◆ **Goals**:
a. According to the Ford Mustang review excerpt, which European country is the Mustang's biggest market?
b. Return the passage of the Ford Mustang review excerpt between "New prices start" and "the Porsche 911.", inclusive.

◆ **Excerpt provided**:
>> START

New prices start from £33,645
Insurance Groups are between 41–47
On average it achieves 97% of the official MPG figure

It took Ford 50 years before it officially brought its iconic muscle car to Europe. And - quelle surprise - it's been an enormous success. The UK is the Mustang's second biggest European market after Germany - outselling the Porsche 911.

Why the success? Well, what other iconic V8-powered sports car can you buy for less than £45k? The Mustang is a car that screams "look a me", a car that makes a statement. A car you should buy if you want to stand out in a car park full of greyscale German cars.

Updated for 2018, the Mustang has been given a slight facelift - with a more aggressive front end made up of a larger front splitter and revised LED headlights. To the rear, a revised bumper, optional rear spoiler and quad-tailpipes for the V8 give it an even more boisterous appearance.

>> END

◆ **Stored data**:
>> START

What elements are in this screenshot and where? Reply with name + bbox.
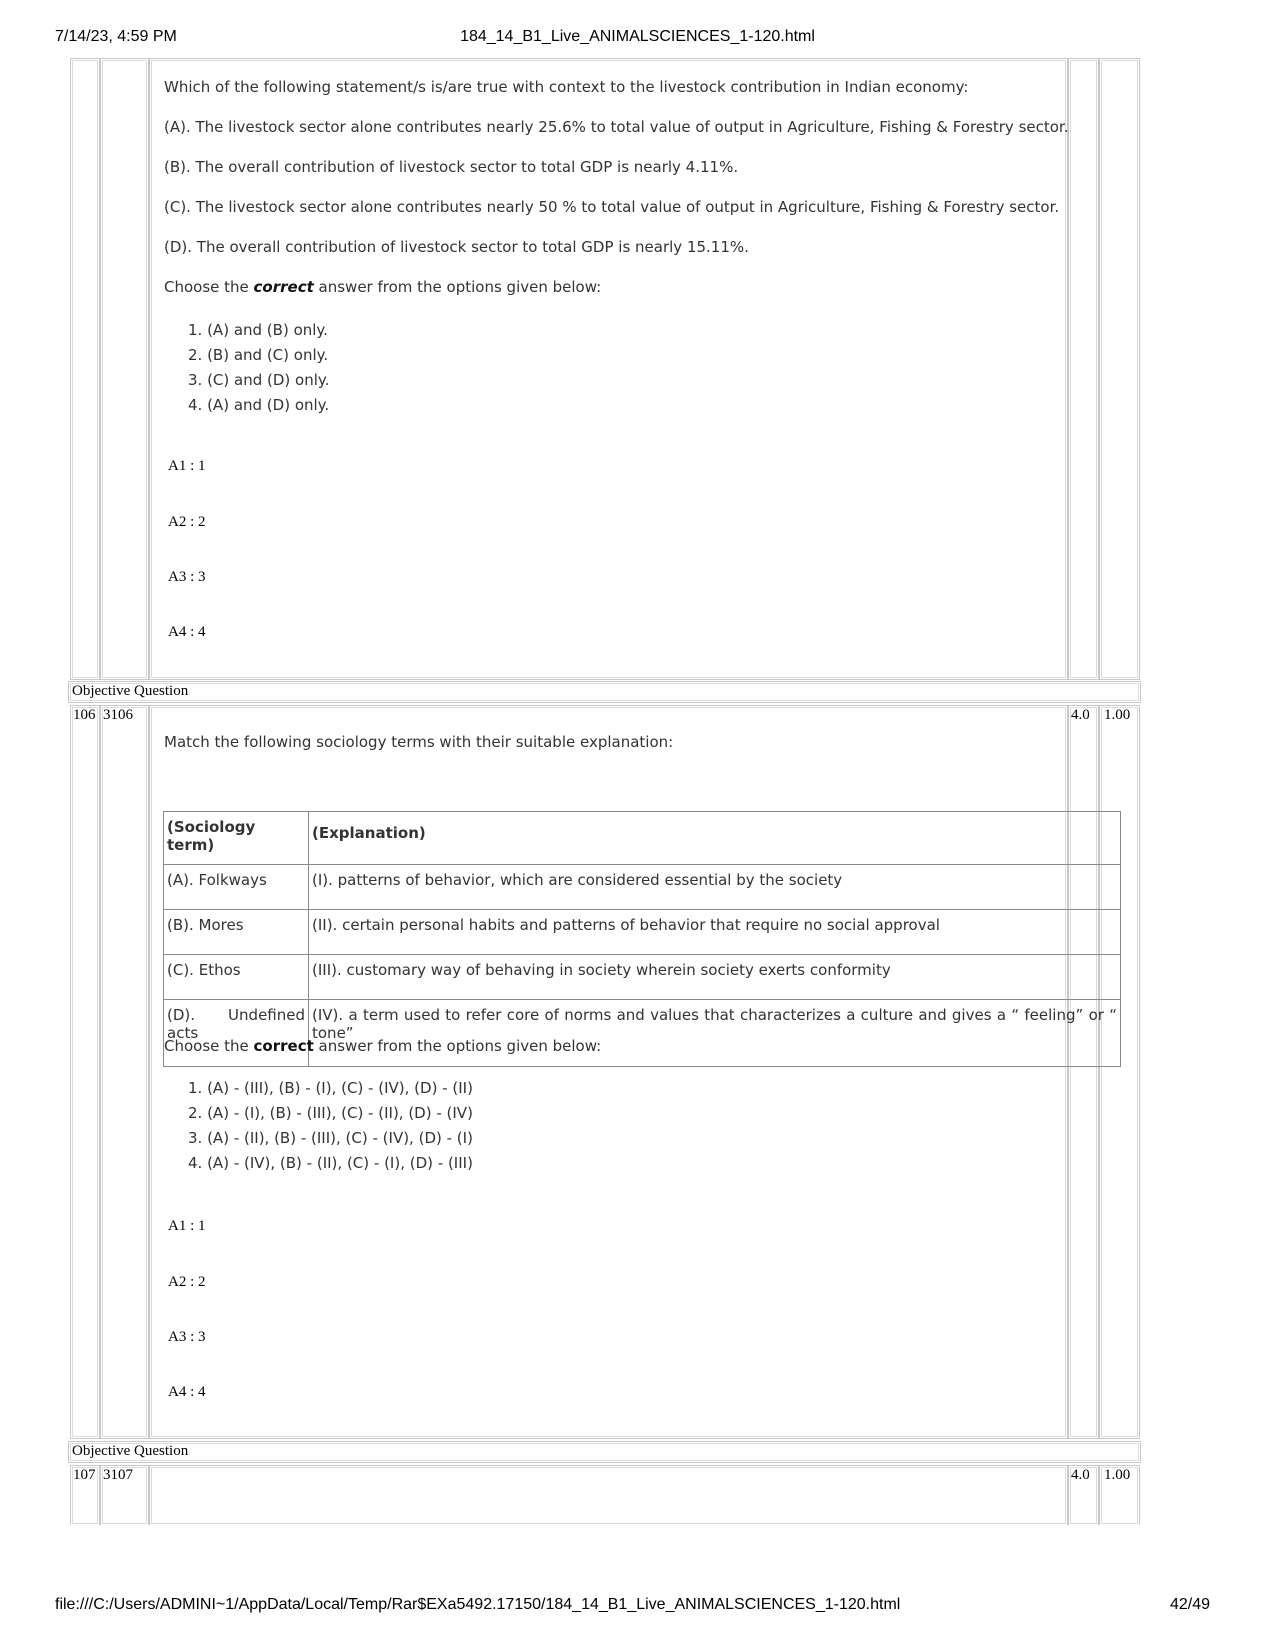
q106-term-b: (B). Mores <box>164 910 309 955</box>
q106-explanation-iii: (III). customary way of behaving in society wherein society exerts conformity <box>309 955 1121 1000</box>
section-label-row-2 <box>68 1441 1141 1463</box>
q106-option-3: 3. (A) - (II), (B) - (III), (C) - (IV), (D) - (I) <box>188 1129 473 1147</box>
q106-negative: 1.00 <box>1104 707 1131 723</box>
q106-term-a: (A). Folkways <box>164 865 309 910</box>
q105-marks-cell <box>1068 58 1099 680</box>
q106-stem: Match the following sociology terms with their suitable explanation: <box>164 733 674 751</box>
q106-header-explanation: (Explanation) <box>309 812 1121 865</box>
section-label-objective-1: Objective Question <box>72 683 189 699</box>
q107-negative: 1.00 <box>1104 1467 1131 1483</box>
q105-option-2: 2. (B) and (C) only. <box>188 346 329 364</box>
q105-answer-2: A2 : 2 <box>168 514 206 530</box>
table-row <box>164 955 1121 1000</box>
print-doc-title: 184_14_B1_Live_ANIMALSCIENCES_1-120.html <box>460 28 815 45</box>
q107-number: 107 <box>73 1467 96 1483</box>
q105-stem: Which of the following statement/s is/are true with context to the livestock contribution in Indian economy: <box>164 78 969 96</box>
q106-number: 106 <box>73 707 96 723</box>
q106-term-d: (D). Undefined acts <box>164 1000 309 1067</box>
q107-id: 3107 <box>103 1467 133 1483</box>
q105-option-1: 1. (A) and (B) only. <box>188 321 328 339</box>
section-label-row-1 <box>68 681 1141 703</box>
print-datetime: 7/14/23, 4:59 PM <box>55 28 177 45</box>
q105-number-cell <box>70 58 100 680</box>
q106-term-c: (C). Ethos <box>164 955 309 1000</box>
q105-option-list <box>188 318 329 418</box>
q106-option-list <box>188 1076 473 1176</box>
q105-answer-3: A3 : 3 <box>168 569 206 585</box>
q107-marks: 4.0 <box>1071 1467 1090 1483</box>
q105-negative-cell <box>1099 58 1140 680</box>
q107-content-cell <box>149 1465 1068 1525</box>
q106-number-cell <box>70 705 100 1439</box>
q106-option-4: 4. (A) - (IV), (B) - (II), (C) - (I), (D) - (III) <box>188 1154 473 1172</box>
table-row <box>164 865 1121 910</box>
section-label-objective-2: Objective Question <box>72 1443 189 1459</box>
table-row <box>164 1000 1121 1067</box>
q105-option-4: 4. (A) and (D) only. <box>188 396 330 414</box>
q106-answer-4: A4 : 4 <box>168 1384 206 1400</box>
q105-statement-d: (D). The overall contribution of livestock sector to total GDP is nearly 15.11%. <box>164 238 749 256</box>
q106-explanation-ii: (II). certain personal habits and patterns of behavior that require no social approval <box>309 910 1121 955</box>
q106-table-header-row <box>164 812 1121 865</box>
q106-header-term: (Sociology term) <box>164 812 309 865</box>
q106-explanation-i: (I). patterns of behavior, which are considered essential by the society <box>309 865 1121 910</box>
q106-option-2: 2. (A) - (I), (B) - (III), (C) - (II), (D) - (IV) <box>188 1104 473 1122</box>
q105-statement-a: (A). The livestock sector alone contributes nearly 25.6% to total value of output in Agriculture, Fishing & Forestry sector. <box>164 118 1069 136</box>
q105-answer-4: A4 : 4 <box>168 624 206 640</box>
q106-explanation-iv: (IV). a term used to refer core of norms and values that characterizes a culture and gives a “ feeling” or “ tone” <box>309 1000 1121 1067</box>
q106-choose-instruction: Choose the correct answer from the options given below: <box>164 1037 602 1055</box>
print-header <box>55 28 1220 50</box>
q105-statement-c: (C). The livestock sector alone contributes nearly 50 % to total value of output in Agriculture, Fishing & Forestry sector. <box>164 198 1060 216</box>
print-file-path: file:///C:/Users/ADMINI~1/AppData/Local/Temp/Rar$EXa5492.17150/184_14_B1_Live_ANIMALSCIENCES_1-120.html <box>55 1596 901 1613</box>
q106-id: 3106 <box>103 707 133 723</box>
q105-id-cell <box>100 58 149 680</box>
q105-answer-1: A1 : 1 <box>168 458 206 474</box>
q106-option-1: 1. (A) - (III), (B) - (I), (C) - (IV), (D) - (II) <box>188 1079 473 1097</box>
q105-option-3: 3. (C) and (D) only. <box>188 371 330 389</box>
q106-answer-2: A2 : 2 <box>168 1274 206 1290</box>
q106-match-table <box>163 811 1121 1067</box>
q106-answer-3: A3 : 3 <box>168 1329 206 1345</box>
q106-id-cell <box>100 705 149 1439</box>
q105-choose-instruction: Choose the correct answer from the options given below: <box>164 278 602 296</box>
table-row <box>164 910 1121 955</box>
print-footer <box>55 1596 1220 1618</box>
q106-answer-1: A1 : 1 <box>168 1218 206 1234</box>
print-page-number: 42/49 <box>1169 1596 1210 1613</box>
q105-statement-b: (B). The overall contribution of livestock sector to total GDP is nearly 4.11%. <box>164 158 739 176</box>
q106-marks: 4.0 <box>1071 707 1090 723</box>
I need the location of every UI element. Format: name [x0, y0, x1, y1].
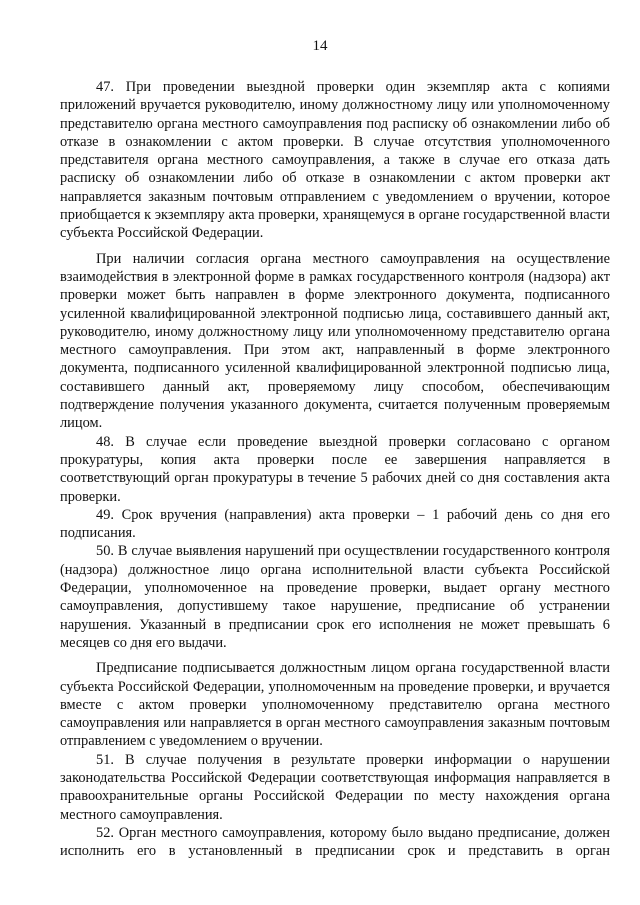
- paragraph-49: 49. Срок вручения (направления) акта проверки – 1 рабочий день со дня его подписания.: [60, 506, 610, 542]
- page-number: 14: [312, 38, 328, 54]
- paragraph-51: 51. В случае получения в результате проверки информации о нарушении законодательства Российской Федерации соответствующая информация направляется в правоохранительные органы Российской Федерации по месту нахождения органа местного самоуправления.: [60, 751, 610, 823]
- paragraph-50: 50. В случае выявления нарушений при осуществлении государственного контроля (надзора) должностное лицо органа исполнительной власти субъекта Российской Федерации, уполномоченное на проведение проверки, выдает органу местного самоуправления, допустившему такое нарушение, предписание об устранении нарушения. Указанный в предписании срок его исполнения не может превышать 6 месяцев со дня его выдачи.: [60, 543, 610, 651]
- paragraph-52: 52. Орган местного самоуправления, которому было выдано предписание, должен исполнить его в установленный в предписании срок и представить в орган: [60, 824, 610, 860]
- document-body: [60, 78, 610, 860]
- paragraph-48: 48. В случае если проведение выездной проверки согласовано с органом прокуратуры, копия акта проверки после ее завершения направляется в соответствующий орган прокуратуры в течение 5 рабочих дней со дня составления акта проверки.: [60, 433, 610, 505]
- paragraph-electronic-act: При наличии согласия органа местного самоуправления на осуществление взаимодействия в электронной форме в рамках государственного контроля (надзора) акт проверки может быть направлен в форме электронного документа, подписанного усиленной квалифицированной электронной подписью лица, составившего данный акт, руководителю, иному должностному лицу или уполномоченному представителю органа местного самоуправления. При этом акт, направленный в форме электронного документа, подписанного усиленной квалифицированной электронной подписью лица, составившего данный акт, проверяемому лицу способом, обеспечивающим подтверждение получения указанного документа, считается полученным проверяемым лицом.: [60, 250, 610, 432]
- paragraph-47: 47. При проведении выездной проверки один экземпляр акта с копиями приложений вручается руководителю, иному должностному лицу или уполномоченному представителю органа местного самоуправления под расписку об ознакомлении либо об отказе в ознакомлении с актом проверки. В случае отсутствия уполномоченного представителя органа местного самоуправления, а также в случае его отказа дать расписку об ознакомлении либо об отказе в ознакомлении с актом проверки акт направляется заказным почтовым отправлением с уведомлением о вручении, которое приобщается к экземпляру акта проверки, хранящемуся в органе государственной власти субъекта Российской Федерации.: [60, 79, 610, 242]
- paragraph-prescription: Предписание подписывается должностным лицом органа государственной власти субъекта Российской Федерации, уполномоченным на проведение проверки, и вручается вместе с актом проверки уполномоченному представителю органа местного самоуправления или направляется в орган местного самоуправления заказным почтовым отправлением с уведомлением о вручении.: [60, 660, 610, 750]
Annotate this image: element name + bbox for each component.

>> END

◆ **Answer set**:
a. Germany

b.
New prices start from £33,645
Insurance Groups are between 41–47
On average it achieves 97% of the official MPG figure

It took Ford 50 years before it officially brought its iconic muscle car to Europe. And - quelle surprise - it's been an enormous success. The UK is the Mustang's second biggest European market after Germany - outselling the Porsche 911.